>> start Given records
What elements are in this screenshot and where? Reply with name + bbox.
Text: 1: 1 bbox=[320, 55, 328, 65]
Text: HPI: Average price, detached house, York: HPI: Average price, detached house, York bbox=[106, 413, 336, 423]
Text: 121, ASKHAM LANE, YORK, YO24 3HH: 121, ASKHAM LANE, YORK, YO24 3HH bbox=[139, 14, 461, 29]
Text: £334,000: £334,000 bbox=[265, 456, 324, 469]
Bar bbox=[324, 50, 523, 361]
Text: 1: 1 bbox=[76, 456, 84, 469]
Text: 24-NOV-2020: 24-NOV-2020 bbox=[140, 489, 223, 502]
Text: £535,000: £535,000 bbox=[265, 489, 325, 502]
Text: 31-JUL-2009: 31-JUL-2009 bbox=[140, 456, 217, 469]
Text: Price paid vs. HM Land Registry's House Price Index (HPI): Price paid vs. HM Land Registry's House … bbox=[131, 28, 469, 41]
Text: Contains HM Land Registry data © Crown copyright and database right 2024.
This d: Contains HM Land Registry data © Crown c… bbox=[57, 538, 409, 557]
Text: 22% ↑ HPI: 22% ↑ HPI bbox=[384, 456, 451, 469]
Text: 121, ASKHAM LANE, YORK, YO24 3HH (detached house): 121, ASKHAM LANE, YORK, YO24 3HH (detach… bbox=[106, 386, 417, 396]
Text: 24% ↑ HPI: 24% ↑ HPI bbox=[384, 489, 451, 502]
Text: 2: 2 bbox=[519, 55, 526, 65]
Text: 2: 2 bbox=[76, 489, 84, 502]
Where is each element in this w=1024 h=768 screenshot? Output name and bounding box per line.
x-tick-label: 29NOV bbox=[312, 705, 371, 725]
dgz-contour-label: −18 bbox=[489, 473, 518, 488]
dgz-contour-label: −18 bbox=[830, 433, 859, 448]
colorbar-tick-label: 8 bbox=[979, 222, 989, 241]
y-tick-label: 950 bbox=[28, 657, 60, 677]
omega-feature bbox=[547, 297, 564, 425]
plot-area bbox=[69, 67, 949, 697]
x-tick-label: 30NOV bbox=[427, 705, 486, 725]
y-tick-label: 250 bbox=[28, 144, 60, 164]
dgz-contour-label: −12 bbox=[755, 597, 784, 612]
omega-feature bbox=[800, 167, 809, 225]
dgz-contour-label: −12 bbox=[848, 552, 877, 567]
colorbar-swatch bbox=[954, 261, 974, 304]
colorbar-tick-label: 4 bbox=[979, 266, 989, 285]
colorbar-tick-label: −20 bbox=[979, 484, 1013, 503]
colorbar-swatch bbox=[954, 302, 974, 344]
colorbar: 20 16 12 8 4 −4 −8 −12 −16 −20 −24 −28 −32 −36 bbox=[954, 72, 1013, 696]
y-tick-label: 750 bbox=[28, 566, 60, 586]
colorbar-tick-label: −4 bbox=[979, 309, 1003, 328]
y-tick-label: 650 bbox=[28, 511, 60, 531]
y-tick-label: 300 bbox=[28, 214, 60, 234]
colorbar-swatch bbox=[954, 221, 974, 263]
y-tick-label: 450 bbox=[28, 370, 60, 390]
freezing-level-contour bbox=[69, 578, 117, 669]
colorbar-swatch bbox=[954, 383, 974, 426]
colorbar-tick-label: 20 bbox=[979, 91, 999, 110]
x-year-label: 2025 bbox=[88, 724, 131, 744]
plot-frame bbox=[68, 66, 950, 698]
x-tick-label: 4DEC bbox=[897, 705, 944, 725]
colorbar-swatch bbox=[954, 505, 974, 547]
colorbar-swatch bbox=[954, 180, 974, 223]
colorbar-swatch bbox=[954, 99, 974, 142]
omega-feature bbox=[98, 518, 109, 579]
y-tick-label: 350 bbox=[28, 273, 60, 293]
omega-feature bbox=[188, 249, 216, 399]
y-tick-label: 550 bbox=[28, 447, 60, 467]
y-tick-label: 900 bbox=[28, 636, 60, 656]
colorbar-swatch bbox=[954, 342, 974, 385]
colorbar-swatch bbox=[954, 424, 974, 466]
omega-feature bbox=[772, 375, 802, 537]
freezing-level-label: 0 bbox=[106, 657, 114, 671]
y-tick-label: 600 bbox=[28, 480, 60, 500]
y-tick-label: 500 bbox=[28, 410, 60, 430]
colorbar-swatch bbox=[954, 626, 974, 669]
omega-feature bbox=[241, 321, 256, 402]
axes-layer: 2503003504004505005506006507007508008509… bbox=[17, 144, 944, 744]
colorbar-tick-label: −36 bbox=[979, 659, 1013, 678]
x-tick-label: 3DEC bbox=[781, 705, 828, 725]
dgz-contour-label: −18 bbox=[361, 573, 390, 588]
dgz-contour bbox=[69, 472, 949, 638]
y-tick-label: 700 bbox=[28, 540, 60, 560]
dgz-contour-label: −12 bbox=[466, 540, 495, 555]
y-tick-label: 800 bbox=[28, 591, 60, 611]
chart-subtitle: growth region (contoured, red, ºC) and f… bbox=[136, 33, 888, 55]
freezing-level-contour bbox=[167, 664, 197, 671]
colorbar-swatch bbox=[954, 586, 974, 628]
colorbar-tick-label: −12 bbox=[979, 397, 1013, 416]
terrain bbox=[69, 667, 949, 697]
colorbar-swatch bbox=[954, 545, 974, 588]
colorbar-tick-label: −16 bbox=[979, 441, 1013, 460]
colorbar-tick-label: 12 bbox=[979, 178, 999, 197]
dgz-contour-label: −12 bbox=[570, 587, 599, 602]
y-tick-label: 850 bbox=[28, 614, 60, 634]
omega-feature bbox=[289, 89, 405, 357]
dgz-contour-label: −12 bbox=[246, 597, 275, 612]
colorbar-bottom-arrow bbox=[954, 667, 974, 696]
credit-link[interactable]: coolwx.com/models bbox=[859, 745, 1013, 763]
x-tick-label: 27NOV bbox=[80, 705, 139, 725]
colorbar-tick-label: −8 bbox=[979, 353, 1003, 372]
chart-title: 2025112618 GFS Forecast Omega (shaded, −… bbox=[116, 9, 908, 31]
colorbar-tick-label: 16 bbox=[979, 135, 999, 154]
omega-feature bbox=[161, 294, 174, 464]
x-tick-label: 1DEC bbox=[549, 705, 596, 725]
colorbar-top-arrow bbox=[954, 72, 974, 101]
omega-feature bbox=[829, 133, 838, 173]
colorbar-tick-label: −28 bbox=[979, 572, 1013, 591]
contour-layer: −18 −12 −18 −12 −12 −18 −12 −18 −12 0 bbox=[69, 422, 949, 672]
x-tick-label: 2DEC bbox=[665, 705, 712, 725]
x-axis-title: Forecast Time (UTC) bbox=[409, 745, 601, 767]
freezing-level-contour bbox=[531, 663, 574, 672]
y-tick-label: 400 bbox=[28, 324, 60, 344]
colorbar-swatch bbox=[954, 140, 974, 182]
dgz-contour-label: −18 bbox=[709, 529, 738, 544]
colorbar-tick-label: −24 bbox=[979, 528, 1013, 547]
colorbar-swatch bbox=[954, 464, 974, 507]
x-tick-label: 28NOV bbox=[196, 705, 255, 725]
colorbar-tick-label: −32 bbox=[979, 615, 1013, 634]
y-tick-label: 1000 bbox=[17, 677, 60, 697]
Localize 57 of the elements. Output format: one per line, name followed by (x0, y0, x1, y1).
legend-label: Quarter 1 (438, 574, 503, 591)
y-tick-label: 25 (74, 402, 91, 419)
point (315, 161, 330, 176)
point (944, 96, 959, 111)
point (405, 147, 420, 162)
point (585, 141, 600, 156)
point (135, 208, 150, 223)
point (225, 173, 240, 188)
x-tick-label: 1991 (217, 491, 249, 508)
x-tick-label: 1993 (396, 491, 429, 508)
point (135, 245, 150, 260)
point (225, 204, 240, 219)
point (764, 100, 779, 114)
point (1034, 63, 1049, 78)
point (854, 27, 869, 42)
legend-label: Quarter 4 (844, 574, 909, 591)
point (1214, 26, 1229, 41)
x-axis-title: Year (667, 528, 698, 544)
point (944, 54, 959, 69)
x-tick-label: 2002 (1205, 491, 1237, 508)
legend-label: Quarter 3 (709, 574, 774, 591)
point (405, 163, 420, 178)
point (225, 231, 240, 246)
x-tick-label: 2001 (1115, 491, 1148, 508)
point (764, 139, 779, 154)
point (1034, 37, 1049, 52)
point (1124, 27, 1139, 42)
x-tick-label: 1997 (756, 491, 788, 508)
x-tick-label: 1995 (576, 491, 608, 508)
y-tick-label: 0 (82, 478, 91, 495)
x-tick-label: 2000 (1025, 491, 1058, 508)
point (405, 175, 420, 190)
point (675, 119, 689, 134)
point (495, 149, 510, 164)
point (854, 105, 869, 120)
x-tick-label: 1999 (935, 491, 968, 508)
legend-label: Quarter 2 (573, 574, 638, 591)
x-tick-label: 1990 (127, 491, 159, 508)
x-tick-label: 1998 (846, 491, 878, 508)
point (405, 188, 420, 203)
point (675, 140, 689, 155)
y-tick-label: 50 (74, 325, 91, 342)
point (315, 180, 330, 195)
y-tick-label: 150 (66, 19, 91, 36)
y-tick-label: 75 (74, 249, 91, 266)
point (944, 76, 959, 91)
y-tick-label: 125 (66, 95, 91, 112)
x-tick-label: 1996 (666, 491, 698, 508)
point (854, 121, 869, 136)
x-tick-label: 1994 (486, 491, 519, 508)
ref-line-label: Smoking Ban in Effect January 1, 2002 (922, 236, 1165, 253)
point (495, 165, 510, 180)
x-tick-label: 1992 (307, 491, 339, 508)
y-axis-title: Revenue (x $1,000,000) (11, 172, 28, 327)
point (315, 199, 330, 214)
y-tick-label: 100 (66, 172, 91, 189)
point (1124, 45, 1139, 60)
>> end Given records
Write out the lines above exactly as they appear, from the first line of the records through the line that contains "Text: 1: 1 bbox=[76, 456, 84, 469]", including both ends.

What elements are in this screenshot and where? Reply with name + bbox.
Text: 1: 1 bbox=[320, 55, 328, 65]
Text: HPI: Average price, detached house, York: HPI: Average price, detached house, York bbox=[106, 413, 336, 423]
Text: 121, ASKHAM LANE, YORK, YO24 3HH: 121, ASKHAM LANE, YORK, YO24 3HH bbox=[139, 14, 461, 29]
Text: £334,000: £334,000 bbox=[265, 456, 324, 469]
Bar bbox=[324, 50, 523, 361]
Text: 1: 1 bbox=[76, 456, 84, 469]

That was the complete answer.